Your task:
Write the material out again, line by line, exactly as it is.

Data excerpts:
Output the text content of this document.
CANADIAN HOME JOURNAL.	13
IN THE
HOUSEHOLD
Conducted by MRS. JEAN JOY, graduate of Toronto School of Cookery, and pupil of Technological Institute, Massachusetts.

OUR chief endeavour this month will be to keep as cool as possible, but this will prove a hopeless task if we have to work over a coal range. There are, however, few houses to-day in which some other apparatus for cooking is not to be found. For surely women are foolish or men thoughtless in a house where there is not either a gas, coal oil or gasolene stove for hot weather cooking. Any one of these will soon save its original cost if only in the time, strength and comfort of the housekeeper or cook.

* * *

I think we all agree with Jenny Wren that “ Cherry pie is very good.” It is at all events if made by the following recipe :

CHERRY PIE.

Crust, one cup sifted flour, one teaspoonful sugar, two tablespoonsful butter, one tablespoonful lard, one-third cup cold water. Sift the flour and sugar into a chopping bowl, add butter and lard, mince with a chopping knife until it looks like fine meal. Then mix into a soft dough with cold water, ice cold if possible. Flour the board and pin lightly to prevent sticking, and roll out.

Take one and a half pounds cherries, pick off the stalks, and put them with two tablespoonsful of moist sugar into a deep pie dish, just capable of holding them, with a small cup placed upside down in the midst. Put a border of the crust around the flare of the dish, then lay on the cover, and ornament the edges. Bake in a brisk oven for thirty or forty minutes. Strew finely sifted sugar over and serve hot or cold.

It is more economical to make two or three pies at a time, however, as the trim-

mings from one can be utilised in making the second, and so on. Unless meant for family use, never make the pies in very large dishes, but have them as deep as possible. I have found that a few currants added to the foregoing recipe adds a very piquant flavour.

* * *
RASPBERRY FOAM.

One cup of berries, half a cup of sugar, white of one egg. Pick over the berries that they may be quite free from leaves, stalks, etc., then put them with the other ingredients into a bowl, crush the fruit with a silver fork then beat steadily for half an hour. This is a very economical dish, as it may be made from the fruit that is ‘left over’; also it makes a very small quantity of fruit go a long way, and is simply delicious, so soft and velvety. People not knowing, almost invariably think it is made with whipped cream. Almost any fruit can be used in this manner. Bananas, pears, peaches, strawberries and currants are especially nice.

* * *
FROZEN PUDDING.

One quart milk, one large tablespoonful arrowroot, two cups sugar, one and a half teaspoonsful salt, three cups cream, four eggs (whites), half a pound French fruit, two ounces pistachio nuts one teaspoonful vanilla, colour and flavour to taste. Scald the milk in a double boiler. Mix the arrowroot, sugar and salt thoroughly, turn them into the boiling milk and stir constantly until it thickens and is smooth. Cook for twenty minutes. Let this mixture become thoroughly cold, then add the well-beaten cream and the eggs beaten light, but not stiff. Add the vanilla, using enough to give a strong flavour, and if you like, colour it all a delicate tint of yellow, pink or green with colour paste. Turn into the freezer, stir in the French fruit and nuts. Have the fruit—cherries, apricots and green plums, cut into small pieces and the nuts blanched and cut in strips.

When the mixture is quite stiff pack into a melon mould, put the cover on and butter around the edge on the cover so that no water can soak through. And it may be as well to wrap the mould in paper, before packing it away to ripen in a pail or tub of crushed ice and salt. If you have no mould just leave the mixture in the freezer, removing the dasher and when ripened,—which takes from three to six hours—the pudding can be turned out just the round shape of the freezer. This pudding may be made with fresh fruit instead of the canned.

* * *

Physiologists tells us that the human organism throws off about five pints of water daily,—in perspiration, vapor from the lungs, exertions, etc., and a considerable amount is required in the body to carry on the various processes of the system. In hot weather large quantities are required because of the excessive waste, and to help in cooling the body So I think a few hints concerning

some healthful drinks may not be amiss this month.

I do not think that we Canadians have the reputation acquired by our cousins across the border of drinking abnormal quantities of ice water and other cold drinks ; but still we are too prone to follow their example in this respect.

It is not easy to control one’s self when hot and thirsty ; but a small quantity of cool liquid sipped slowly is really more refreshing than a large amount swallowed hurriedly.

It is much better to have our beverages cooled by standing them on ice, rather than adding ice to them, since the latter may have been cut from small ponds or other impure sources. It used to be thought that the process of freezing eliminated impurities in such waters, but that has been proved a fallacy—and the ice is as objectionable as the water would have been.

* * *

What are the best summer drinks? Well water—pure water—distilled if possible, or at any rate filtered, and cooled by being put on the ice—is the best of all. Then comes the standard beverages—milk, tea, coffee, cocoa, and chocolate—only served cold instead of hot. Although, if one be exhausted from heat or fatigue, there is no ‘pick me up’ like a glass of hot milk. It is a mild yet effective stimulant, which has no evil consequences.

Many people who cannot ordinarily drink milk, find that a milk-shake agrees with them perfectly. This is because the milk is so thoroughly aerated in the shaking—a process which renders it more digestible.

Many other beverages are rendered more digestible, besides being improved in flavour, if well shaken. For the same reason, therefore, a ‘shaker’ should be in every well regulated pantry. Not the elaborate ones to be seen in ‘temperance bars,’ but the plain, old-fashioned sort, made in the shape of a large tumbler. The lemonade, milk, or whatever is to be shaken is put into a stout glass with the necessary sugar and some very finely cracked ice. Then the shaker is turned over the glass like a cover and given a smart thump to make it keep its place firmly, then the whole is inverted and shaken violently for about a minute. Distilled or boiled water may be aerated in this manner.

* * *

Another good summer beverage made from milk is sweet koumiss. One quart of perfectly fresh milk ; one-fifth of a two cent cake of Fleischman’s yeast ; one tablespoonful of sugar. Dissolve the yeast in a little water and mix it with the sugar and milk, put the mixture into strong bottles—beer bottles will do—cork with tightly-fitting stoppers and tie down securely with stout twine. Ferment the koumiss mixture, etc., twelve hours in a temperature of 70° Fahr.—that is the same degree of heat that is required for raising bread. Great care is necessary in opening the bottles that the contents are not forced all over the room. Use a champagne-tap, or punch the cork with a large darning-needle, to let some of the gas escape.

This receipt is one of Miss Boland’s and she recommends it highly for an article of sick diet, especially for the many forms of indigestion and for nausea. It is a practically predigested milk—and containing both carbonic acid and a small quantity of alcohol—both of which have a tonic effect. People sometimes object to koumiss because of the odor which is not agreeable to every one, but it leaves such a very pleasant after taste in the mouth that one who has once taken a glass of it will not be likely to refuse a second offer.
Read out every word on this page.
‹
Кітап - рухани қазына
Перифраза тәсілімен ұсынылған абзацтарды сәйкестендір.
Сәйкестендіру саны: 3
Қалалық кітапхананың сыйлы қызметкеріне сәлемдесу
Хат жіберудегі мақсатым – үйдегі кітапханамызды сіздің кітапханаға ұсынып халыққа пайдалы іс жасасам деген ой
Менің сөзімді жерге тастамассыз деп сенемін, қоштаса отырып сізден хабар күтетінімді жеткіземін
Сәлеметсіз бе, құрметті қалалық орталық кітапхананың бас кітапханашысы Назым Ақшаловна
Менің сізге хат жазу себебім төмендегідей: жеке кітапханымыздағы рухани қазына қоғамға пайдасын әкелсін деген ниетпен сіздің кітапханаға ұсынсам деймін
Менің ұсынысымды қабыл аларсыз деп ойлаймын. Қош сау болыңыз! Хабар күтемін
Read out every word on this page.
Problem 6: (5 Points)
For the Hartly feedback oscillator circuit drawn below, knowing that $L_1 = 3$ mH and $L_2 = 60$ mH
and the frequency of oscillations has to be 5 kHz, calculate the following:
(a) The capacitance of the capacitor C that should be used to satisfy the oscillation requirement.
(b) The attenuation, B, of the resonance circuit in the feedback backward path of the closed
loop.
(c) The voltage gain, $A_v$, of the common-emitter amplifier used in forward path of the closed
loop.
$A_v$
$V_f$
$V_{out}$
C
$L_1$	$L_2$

Output:
Output the text content of this document.
CANADIAN HOME JOURNAL.	13
IN THE
HOUSEHOLD
Conducted by MRS. JEAN JOY, graduate of Toronto School of Cookery, and pupil of Technological Institute, Massachusetts.

OUR chief endeavour this month will be to keep as cool as possible, but this will prove a hopeless task if we have to work over a coal range. There are, however, few houses to-day in which some other apparatus for cooking is not to be found. For surely women are foolish or men thoughtless in a house where there is not either a gas, coal oil or gasolene stove for hot weather cooking. Any one of these will soon save its original cost if only in the time, strength and comfort of the housekeeper or cook.

* * *

I think we all agree with Jenny Wren that “ Cherry pie is very good.” It is at all events if made by the following recipe :

CHERRY PIE.

Crust, one cup sifted flour, one teaspoonful sugar, two tablespoonsful butter, one tablespoonful lard, one-third cup cold water. Sift the flour and sugar into a chopping bowl, add butter and lard, mince with a chopping knife until it looks like fine meal. Then mix into a soft dough with cold water, ice cold if possible. Flour the board and pin lightly to prevent sticking, and roll out.

Take one and a half pounds cherries, pick off the stalks, and put them with two tablespoonsful of moist sugar into a deep pie dish, just capable of holding them, with a small cup placed upside down in the midst. Put a border of the crust around the flare of the dish, then lay on the cover, and ornament the edges. Bake in a brisk oven for thirty or forty minutes. Strew finely sifted sugar over and serve hot or cold.

It is more economical to make two or three pies at a time, however, as the trim-

mings from one can be utilised in making the second, and so on. Unless meant for family use, never make the pies in very large dishes, but have them as deep as possible. I have found that a few currants added to the foregoing recipe adds a very piquant flavour.

* * *
RASPBERRY FOAM.

One cup of berries, half a cup of sugar, white of one egg. Pick over the berries that they may be quite free from leaves, stalks, etc., then put them with the other ingredients into a bowl, crush the fruit with a silver fork then beat steadily for half an hour. This is a very economical dish, as it may be made from the fruit that is ‘left over’; also it makes a very small quantity of fruit go a long way, and is simply delicious, so soft and velvety. People not knowing, almost invariably think it is made with whipped cream. Almost any fruit can be used in this manner. Bananas, pears, peaches, strawberries and currants are especially nice.

* * *
FROZEN PUDDING.

One quart milk, one large tablespoonful arrowroot, two cups sugar, one and a half teaspoonsful salt, three cups cream, four eggs (whites), half a pound French fruit, two ounces pistachio nuts one teaspoonful vanilla, colour and flavour to taste. Scald the milk in a double boiler. Mix the arrowroot, sugar and salt thoroughly, turn them into the boiling milk and stir constantly until it thickens and is smooth. Cook for twenty minutes. Let this mixture become thoroughly cold, then add the well-beaten cream and the eggs beaten light, but not stiff. Add the vanilla, using enough to give a strong flavour, and if you like, colour it all a delicate tint of yellow, pink or green with colour paste. Turn into the freezer, stir in the French fruit and nuts. Have the fruit—cherries, apricots and green plums, cut into small pieces and the nuts blanched and cut in strips.

When the mixture is quite stiff pack into a melon mould, put the cover on and butter around the edge on the cover so that no water can soak through. And it may be as well to wrap the mould in paper, before packing it away to ripen in a pail or tub of crushed ice and salt. If you have no mould just leave the mixture in the freezer, removing the dasher and when ripened,—which takes from three to six hours—the pudding can be turned out just the round shape of the freezer. This pudding may be made with fresh fruit instead of the canned.

* * *

Physiologists tells us that the human organism throws off about five pints of water daily,—in perspiration, vapor from the lungs, exertions, etc., and a considerable amount is required in the body to carry on the various processes of the system. In hot weather large quantities are required because of the excessive waste, and to help in cooling the body So I think a few hints concerning

some healthful drinks may not be amiss this month.

I do not think that we Canadians have the reputation acquired by our cousins across the border of drinking abnormal quantities of ice water and other cold drinks ; but still we are too prone to follow their example in this respect.

It is not easy to control one’s self when hot and thirsty ; but a small quantity of cool liquid sipped slowly is really more refreshing than a large amount swallowed hurriedly.

It is much better to have our beverages cooled by standing them on ice, rather than adding ice to them, since the latter may have been cut from small ponds or other impure sources. It used to be thought that the process of freezing eliminated impurities in such waters, but that has been proved a fallacy—and the ice is as objectionable as the water would have been.

* * *

What are the best summer drinks? Well water—pure water—distilled if possible, or at any rate filtered, and cooled by being put on the ice—is the best of all. Then comes the standard beverages—milk, tea, coffee, cocoa, and chocolate—only served cold instead of hot. Although, if one be exhausted from heat or fatigue, there is no ‘pick me up’ like a glass of hot milk. It is a mild yet effective stimulant, which has no evil consequences.

Many people who cannot ordinarily drink milk, find that a milk-shake agrees with them perfectly. This is because the milk is so thoroughly aerated in the shaking—a process which renders it more digestible.

Many other beverages are rendered more digestible, besides being improved in flavour, if well shaken. For the same reason, therefore, a ‘shaker’ should be in every well regulated pantry. Not the elaborate ones to be seen in ‘temperance bars,’ but the plain, old-fashioned sort, made in the shape of a large tumbler. The lemonade, milk, or whatever is to be shaken is put into a stout glass with the necessary sugar and some very finely cracked ice. Then the shaker is turned over the glass like a cover and given a smart thump to make it keep its place firmly, then the whole is inverted and shaken violently for about a minute. Distilled or boiled water may be aerated in this manner.

* * *

Another good summer beverage made from milk is sweet koumiss. One quart of perfectly fresh milk ; one-fifth of a two cent cake of Fleischman’s yeast ; one tablespoonful of sugar. Dissolve the yeast in a little water and mix it with the sugar and milk, put the mixture into strong bottles—beer bottles will do—cork with tightly-fitting stoppers and tie down securely with stout twine. Ferment the koumiss mixture, etc., twelve hours in a temperature of 70° Fahr.—that is the same degree of heat that is required for raising bread. Great care is necessary in opening the bottles that the contents are not forced all over the room. Use a champagne-tap, or punch the cork with a large darning-needle, to let some of the gas escape.

This receipt is one of Miss Boland’s and she recommends it highly for an article of sick diet, especially for the many forms of indigestion and for nausea. It is a practically predigested milk—and containing both carbonic acid and a small quantity of alcohol—both of which have a tonic effect. People sometimes object to koumiss because of the odor which is not agreeable to every one, but it leaves such a very pleasant after taste in the mouth that one who has once taken a glass of it will not be likely to refuse a second offer.
Read out every word on this page.
‹
Кітап - рухани қазына
Перифраза тәсілімен ұсынылған абзацтарды сәйкестендір.
Сәйкестендіру саны: 3
Қалалық кітапхананың сыйлы қызметкеріне сәлемдесу
Хат жіберудегі мақсатым – үйдегі кітапханамызды сіздің кітапханаға ұсынып халыққа пайдалы іс жасасам деген ой
Менің сөзімді жерге тастамассыз деп сенемін, қоштаса отырып сізден хабар күтетінімді жеткіземін
Сәлеметсіз бе, құрметті қалалық орталық кітапхананың бас кітапханашысы Назым Ақшаловна
Менің сізге хат жазу себебім төмендегідей: жеке кітапханымыздағы рухани қазына қоғамға пайдасын әкелсін деген ниетпен сіздің кітапханаға ұсынсам деймін
Менің ұсынысымды қабыл аларсыз деп ойлаймын. Қош сау болыңыз! Хабар күтемін
Read out every word on this page.
Problem 6: (5 Points)
For the Hartly feedback oscillator circuit drawn below, knowing that $L_1 = 3$ mH and $L_2 = 60$ mH
and the frequency of oscillations has to be 5 kHz, calculate the following:
(a) The capacitance of the capacitor C that should be used to satisfy the oscillation requirement.
(b) The attenuation, B, of the resonance circuit in the feedback backward path of the closed
loop.
(c) The voltage gain, $A_v$, of the common-emitter amplifier used in forward path of the closed
loop.
$A_v$
$V_f$
$V_{out}$
C
$L_1$	$L_2$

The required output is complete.